REQUIREMENTS. Repeat the listing below in full, exactly as it stands.
-------
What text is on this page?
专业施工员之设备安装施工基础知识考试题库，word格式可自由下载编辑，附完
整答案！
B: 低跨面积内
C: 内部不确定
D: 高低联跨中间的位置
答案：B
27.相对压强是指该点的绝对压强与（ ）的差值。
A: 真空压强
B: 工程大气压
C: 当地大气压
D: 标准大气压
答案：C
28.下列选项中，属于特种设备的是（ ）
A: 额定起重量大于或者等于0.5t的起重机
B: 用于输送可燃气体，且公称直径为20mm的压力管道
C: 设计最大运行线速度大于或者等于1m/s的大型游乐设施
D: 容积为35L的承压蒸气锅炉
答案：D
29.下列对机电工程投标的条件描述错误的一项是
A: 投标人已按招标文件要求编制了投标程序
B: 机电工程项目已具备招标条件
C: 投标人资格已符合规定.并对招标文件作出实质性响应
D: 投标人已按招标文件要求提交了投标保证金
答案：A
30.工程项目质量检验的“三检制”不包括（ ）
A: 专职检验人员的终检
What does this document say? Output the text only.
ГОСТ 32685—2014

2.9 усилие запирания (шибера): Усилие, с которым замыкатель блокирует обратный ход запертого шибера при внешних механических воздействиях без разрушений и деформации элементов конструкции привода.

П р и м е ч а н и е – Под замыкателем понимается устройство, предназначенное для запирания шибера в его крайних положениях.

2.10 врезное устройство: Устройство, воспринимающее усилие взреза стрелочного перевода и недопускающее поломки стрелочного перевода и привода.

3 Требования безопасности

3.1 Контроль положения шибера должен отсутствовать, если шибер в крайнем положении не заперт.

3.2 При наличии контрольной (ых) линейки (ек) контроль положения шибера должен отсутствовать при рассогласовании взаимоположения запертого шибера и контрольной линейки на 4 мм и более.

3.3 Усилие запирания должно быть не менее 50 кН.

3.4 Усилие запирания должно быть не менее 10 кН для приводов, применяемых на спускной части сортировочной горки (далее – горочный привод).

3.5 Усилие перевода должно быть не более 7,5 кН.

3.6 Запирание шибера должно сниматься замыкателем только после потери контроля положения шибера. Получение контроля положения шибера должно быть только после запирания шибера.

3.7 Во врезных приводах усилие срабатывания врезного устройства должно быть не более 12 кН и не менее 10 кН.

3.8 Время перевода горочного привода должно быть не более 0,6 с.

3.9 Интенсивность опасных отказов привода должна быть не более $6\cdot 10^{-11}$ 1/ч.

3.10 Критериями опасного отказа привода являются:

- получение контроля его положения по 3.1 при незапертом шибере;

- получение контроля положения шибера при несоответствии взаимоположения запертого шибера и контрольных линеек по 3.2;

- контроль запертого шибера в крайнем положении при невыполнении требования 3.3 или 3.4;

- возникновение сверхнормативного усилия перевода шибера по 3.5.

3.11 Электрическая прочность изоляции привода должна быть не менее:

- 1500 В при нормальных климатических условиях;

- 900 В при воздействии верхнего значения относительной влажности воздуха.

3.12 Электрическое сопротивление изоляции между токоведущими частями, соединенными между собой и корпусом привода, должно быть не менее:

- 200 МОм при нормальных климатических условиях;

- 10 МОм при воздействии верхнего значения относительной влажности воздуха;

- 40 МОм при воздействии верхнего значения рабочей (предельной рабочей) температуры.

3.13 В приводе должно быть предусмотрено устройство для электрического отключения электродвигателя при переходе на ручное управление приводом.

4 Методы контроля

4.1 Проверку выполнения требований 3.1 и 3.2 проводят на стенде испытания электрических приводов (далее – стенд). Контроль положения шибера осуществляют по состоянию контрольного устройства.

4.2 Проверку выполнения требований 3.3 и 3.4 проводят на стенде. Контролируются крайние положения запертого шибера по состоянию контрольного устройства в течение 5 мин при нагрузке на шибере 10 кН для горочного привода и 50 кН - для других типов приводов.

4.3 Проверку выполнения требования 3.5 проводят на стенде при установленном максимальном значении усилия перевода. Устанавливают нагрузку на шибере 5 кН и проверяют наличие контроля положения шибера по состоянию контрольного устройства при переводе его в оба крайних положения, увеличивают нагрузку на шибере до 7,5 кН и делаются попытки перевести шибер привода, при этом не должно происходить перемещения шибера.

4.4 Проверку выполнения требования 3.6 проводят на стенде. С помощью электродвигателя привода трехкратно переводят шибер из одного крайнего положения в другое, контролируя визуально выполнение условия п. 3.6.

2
-------
EXERCISE OUTPUT.
What text is on this page?
专业施工员之设备安装施工基础知识考试题库，word格式可自由下载编辑，附完
整答案！
B: 低跨面积内
C: 内部不确定
D: 高低联跨中间的位置
答案：B
27.相对压强是指该点的绝对压强与（ ）的差值。
A: 真空压强
B: 工程大气压
C: 当地大气压
D: 标准大气压
答案：C
28.下列选项中，属于特种设备的是（ ）
A: 额定起重量大于或者等于0.5t的起重机
B: 用于输送可燃气体，且公称直径为20mm的压力管道
C: 设计最大运行线速度大于或者等于1m/s的大型游乐设施
D: 容积为35L的承压蒸气锅炉
答案：D
29.下列对机电工程投标的条件描述错误的一项是
A: 投标人已按招标文件要求编制了投标程序
B: 机电工程项目已具备招标条件
C: 投标人资格已符合规定.并对招标文件作出实质性响应
D: 投标人已按招标文件要求提交了投标保证金
答案：A
30.工程项目质量检验的“三检制”不包括（ ）
A: 专职检验人员的终检
What does this document say? Output the text only.
ГОСТ 32685—2014

2.9 усилие запирания (шибера): Усилие, с которым замыкатель блокирует обратный ход запертого шибера при внешних механических воздействиях без разрушений и деформации элементов конструкции привода.

П р и м е ч а н и е – Под замыкателем понимается устройство, предназначенное для запирания шибера в его крайних положениях.

2.10 врезное устройство: Устройство, воспринимающее усилие взреза стрелочного перевода и недопускающее поломки стрелочного перевода и привода.

3 Требования безопасности

3.1 Контроль положения шибера должен отсутствовать, если шибер в крайнем положении не заперт.

3.2 При наличии контрольной (ых) линейки (ек) контроль положения шибера должен отсутствовать при рассогласовании взаимоположения запертого шибера и контрольной линейки на 4 мм и более.

3.3 Усилие запирания должно быть не менее 50 кН.

3.4 Усилие запирания должно быть не менее 10 кН для приводов, применяемых на спускной части сортировочной горки (далее – горочный привод).

3.5 Усилие перевода должно быть не более 7,5 кН.

3.6 Запирание шибера должно сниматься замыкателем только после потери контроля положения шибера. Получение контроля положения шибера должно быть только после запирания шибера.

3.7 Во врезных приводах усилие срабатывания врезного устройства должно быть не более 12 кН и не менее 10 кН.

3.8 Время перевода горочного привода должно быть не более 0,6 с.

3.9 Интенсивность опасных отказов привода должна быть не более $6\cdot 10^{-11}$ 1/ч.

3.10 Критериями опасного отказа привода являются:

- получение контроля его положения по 3.1 при незапертом шибере;

- получение контроля положения шибера при несоответствии взаимоположения запертого шибера и контрольных линеек по 3.2;

- контроль запертого шибера в крайнем положении при невыполнении требования 3.3 или 3.4;

- возникновение сверхнормативного усилия перевода шибера по 3.5.

3.11 Электрическая прочность изоляции привода должна быть не менее:

- 1500 В при нормальных климатических условиях;

- 900 В при воздействии верхнего значения относительной влажности воздуха.

3.12 Электрическое сопротивление изоляции между токоведущими частями, соединенными между собой и корпусом привода, должно быть не менее:

- 200 МОм при нормальных климатических условиях;

- 10 МОм при воздействии верхнего значения относительной влажности воздуха;

- 40 МОм при воздействии верхнего значения рабочей (предельной рабочей) температуры.

3.13 В приводе должно быть предусмотрено устройство для электрического отключения электродвигателя при переходе на ручное управление приводом.

4 Методы контроля

4.1 Проверку выполнения требований 3.1 и 3.2 проводят на стенде испытания электрических приводов (далее – стенд). Контроль положения шибера осуществляют по состоянию контрольного устройства.

4.2 Проверку выполнения требований 3.3 и 3.4 проводят на стенде. Контролируются крайние положения запертого шибера по состоянию контрольного устройства в течение 5 мин при нагрузке на шибере 10 кН для горочного привода и 50 кН - для других типов приводов.

4.3 Проверку выполнения требования 3.5 проводят на стенде при установленном максимальном значении усилия перевода. Устанавливают нагрузку на шибере 5 кН и проверяют наличие контроля положения шибера по состоянию контрольного устройства при переводе его в оба крайних положения, увеличивают нагрузку на шибере до 7,5 кН и делаются попытки перевести шибер привода, при этом не должно происходить перемещения шибера.

4.4 Проверку выполнения требования 3.6 проводят на стенде. С помощью электродвигателя привода трехкратно переводят шибер из одного крайнего положения в другое, контролируя визуально выполнение условия п. 3.6.

2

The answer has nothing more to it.